[Dataset items]
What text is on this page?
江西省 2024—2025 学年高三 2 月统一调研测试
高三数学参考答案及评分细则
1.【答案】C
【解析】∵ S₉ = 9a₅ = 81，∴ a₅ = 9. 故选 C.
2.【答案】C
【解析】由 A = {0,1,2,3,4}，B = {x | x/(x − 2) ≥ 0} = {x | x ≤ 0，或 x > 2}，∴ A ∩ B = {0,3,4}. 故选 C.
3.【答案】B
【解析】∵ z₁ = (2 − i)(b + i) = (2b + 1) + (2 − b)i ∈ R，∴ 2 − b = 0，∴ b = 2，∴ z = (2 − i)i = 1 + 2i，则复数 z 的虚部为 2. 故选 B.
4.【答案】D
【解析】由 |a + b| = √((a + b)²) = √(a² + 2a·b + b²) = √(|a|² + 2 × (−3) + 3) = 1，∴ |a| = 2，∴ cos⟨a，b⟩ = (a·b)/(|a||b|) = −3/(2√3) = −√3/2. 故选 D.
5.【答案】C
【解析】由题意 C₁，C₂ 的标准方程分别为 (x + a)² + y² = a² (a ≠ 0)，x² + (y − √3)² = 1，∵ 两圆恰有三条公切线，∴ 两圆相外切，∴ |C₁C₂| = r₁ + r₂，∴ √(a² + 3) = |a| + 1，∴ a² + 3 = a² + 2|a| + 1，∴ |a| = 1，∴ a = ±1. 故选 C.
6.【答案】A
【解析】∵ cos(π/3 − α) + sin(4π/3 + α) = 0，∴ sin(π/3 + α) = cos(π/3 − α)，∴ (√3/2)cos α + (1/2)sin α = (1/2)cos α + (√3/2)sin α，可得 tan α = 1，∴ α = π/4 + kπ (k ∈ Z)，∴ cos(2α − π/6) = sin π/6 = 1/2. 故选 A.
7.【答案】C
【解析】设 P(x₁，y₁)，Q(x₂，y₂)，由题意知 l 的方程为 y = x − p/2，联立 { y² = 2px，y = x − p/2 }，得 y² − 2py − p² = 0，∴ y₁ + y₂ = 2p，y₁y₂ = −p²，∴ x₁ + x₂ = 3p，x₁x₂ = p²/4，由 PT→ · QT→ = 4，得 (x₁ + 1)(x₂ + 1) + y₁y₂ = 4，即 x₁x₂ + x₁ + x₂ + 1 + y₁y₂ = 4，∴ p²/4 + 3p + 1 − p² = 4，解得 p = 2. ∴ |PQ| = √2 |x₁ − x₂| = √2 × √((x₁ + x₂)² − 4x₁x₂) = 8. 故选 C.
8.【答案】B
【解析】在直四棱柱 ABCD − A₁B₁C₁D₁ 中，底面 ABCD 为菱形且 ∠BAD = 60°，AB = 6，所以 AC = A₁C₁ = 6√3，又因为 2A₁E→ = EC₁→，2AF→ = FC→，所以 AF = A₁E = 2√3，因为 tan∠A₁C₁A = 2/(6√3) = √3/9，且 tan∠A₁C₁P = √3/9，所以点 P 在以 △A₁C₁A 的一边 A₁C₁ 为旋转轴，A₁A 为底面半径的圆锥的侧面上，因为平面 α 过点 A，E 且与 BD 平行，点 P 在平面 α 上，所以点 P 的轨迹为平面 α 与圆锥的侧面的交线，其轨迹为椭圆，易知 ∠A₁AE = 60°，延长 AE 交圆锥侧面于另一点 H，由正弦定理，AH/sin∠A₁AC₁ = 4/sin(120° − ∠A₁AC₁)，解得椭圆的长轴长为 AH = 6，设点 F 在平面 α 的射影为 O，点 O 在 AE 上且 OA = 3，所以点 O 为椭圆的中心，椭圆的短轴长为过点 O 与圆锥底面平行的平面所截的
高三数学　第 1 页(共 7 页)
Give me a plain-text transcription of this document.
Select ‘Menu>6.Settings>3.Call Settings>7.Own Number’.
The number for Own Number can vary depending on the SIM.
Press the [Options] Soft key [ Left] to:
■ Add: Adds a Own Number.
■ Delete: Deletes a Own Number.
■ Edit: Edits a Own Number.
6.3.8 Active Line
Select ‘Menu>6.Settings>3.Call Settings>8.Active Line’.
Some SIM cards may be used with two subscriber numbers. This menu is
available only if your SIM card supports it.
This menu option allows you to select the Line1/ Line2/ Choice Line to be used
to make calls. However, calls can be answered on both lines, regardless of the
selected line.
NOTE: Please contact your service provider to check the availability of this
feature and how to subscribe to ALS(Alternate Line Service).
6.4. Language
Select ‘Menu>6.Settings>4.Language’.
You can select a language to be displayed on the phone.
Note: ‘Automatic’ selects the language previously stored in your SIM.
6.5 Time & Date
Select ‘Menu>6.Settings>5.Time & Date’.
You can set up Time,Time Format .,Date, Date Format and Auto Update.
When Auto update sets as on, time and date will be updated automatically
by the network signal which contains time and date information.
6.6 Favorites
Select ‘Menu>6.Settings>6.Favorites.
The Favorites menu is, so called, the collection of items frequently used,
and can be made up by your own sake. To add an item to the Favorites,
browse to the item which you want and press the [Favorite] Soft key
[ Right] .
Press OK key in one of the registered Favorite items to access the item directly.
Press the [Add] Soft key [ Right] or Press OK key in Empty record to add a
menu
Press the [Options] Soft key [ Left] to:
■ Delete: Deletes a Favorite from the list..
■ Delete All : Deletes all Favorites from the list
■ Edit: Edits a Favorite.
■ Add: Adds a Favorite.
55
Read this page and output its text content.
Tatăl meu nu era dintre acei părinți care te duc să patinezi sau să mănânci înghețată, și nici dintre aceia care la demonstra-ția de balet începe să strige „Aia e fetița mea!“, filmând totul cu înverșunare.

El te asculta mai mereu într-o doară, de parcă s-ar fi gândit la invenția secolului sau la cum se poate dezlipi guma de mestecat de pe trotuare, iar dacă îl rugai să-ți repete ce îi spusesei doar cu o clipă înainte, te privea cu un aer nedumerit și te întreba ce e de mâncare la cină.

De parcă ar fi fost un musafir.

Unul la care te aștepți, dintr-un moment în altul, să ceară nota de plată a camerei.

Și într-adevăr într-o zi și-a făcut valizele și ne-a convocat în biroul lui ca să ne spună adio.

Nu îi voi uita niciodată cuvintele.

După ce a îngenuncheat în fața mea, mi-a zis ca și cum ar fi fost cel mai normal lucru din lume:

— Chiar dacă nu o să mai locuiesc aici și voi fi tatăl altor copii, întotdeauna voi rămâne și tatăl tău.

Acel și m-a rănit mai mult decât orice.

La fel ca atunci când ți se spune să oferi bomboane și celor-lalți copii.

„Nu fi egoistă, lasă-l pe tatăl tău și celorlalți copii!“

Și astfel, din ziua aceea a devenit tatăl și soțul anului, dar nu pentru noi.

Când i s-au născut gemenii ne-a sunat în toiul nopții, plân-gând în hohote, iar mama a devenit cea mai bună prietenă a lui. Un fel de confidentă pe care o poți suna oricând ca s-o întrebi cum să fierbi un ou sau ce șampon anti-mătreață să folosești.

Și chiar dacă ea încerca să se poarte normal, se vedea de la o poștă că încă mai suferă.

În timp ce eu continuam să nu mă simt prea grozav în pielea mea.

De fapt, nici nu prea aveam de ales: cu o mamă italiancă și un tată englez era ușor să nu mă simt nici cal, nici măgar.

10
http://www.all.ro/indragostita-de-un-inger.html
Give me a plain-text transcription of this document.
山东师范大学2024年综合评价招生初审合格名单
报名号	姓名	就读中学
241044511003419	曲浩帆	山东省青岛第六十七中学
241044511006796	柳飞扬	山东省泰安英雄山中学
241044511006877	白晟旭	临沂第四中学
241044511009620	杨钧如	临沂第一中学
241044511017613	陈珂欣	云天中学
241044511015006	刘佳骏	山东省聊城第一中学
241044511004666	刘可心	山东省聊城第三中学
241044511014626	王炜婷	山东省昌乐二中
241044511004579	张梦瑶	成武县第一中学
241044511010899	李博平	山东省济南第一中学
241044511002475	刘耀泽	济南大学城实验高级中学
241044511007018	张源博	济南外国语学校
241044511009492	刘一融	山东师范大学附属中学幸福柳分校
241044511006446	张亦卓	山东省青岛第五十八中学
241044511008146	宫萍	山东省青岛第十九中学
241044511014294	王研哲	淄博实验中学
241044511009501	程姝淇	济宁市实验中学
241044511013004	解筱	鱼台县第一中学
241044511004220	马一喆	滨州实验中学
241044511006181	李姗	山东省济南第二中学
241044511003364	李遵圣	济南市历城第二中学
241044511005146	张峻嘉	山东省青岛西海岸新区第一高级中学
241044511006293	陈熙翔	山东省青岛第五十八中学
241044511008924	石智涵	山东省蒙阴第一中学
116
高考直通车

Exercise prompt » Filter the records above for lines containing the word "parcă", and copy those lines.

In response »
El te asculta mai mereu într-o doară, de parcă s-ar fi gândit la invenția secolului sau la cum se poate dezlipi guma de mestecat de pe trotuare, iar dacă îl rugai să-ți repete ce îi spusesei doar cu o clipă înainte, te privea cu un aer nedumerit și te întreba ce e de mâncare la cină.
De parcă ar fi fost un musafir.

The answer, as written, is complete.